## Alıştırma Yönergesi
Lütfen aşağıdaki kayıtlarda "List all visible" ifadesini içeren satırla açılıp "chart-gradient-area xyxy=(30,30,770,770)" ifadesini içeren satırla kapanan bölümü, iki uç satır da dahil olmak üzere aynen yeniden yazın. Resimleri cevaba koymayın.
* * * * * * *
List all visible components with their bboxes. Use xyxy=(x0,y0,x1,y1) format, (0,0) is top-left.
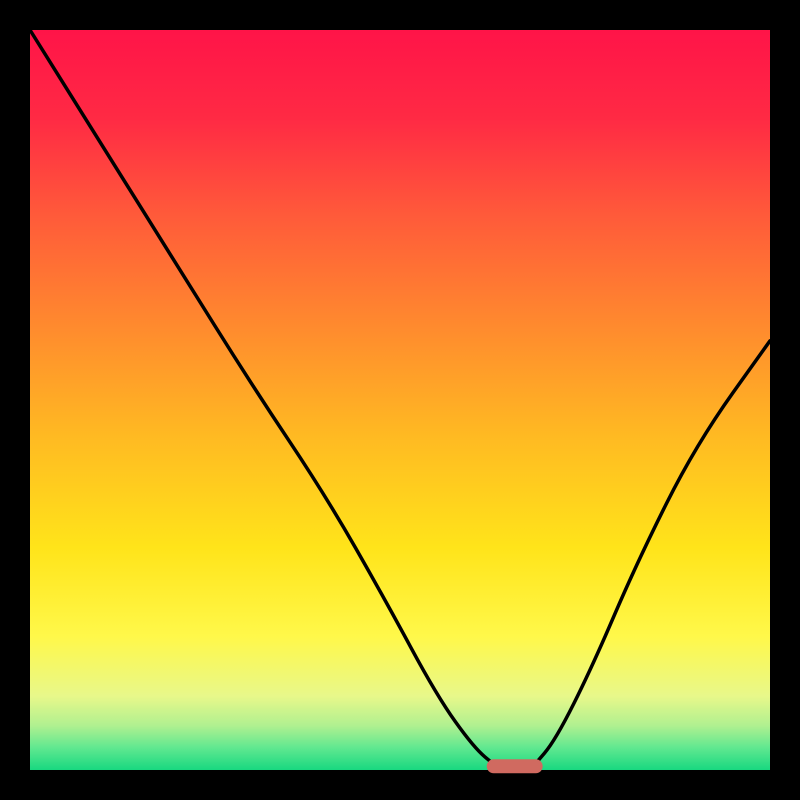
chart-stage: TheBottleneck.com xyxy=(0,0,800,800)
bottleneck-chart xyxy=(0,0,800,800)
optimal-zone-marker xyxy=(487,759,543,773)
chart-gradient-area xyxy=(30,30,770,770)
* * * * * * *
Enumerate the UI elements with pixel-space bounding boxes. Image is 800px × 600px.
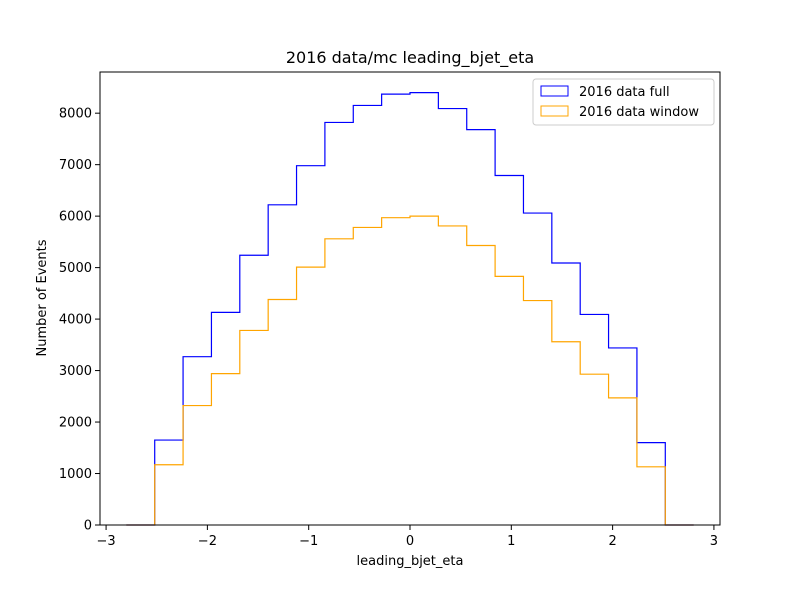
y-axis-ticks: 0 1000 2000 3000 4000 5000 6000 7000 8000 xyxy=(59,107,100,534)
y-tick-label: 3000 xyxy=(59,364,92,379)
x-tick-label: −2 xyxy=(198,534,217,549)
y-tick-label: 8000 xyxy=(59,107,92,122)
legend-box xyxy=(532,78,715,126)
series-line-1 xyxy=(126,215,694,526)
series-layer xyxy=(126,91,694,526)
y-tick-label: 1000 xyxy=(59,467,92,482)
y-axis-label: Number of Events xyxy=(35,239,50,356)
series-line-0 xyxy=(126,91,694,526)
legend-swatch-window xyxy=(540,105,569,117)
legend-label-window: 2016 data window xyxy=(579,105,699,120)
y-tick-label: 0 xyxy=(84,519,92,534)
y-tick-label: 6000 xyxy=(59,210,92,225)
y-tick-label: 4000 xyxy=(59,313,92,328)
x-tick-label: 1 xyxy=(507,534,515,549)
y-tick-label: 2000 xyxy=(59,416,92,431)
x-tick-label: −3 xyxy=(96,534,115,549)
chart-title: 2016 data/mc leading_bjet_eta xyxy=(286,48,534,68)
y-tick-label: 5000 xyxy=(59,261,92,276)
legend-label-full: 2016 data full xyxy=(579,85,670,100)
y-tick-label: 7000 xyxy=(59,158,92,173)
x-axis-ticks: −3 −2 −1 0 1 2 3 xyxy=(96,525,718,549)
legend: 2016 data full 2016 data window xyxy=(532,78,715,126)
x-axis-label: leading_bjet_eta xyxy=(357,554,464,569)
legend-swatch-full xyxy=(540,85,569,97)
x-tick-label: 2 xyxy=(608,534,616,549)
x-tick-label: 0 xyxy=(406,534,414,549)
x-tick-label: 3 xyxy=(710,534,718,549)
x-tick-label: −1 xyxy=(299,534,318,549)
* * * * * * *
## Alıştırmanın Cevabı
List all visible components with their bboxes. Use xyxy=(x0,y0,x1,y1) format, (0,0) is top-left.
chart-stage: TheBottleneck.com xyxy=(0,0,800,800)
bottleneck-chart xyxy=(0,0,800,800)
optimal-zone-marker xyxy=(487,759,543,773)
chart-gradient-area xyxy=(30,30,770,770)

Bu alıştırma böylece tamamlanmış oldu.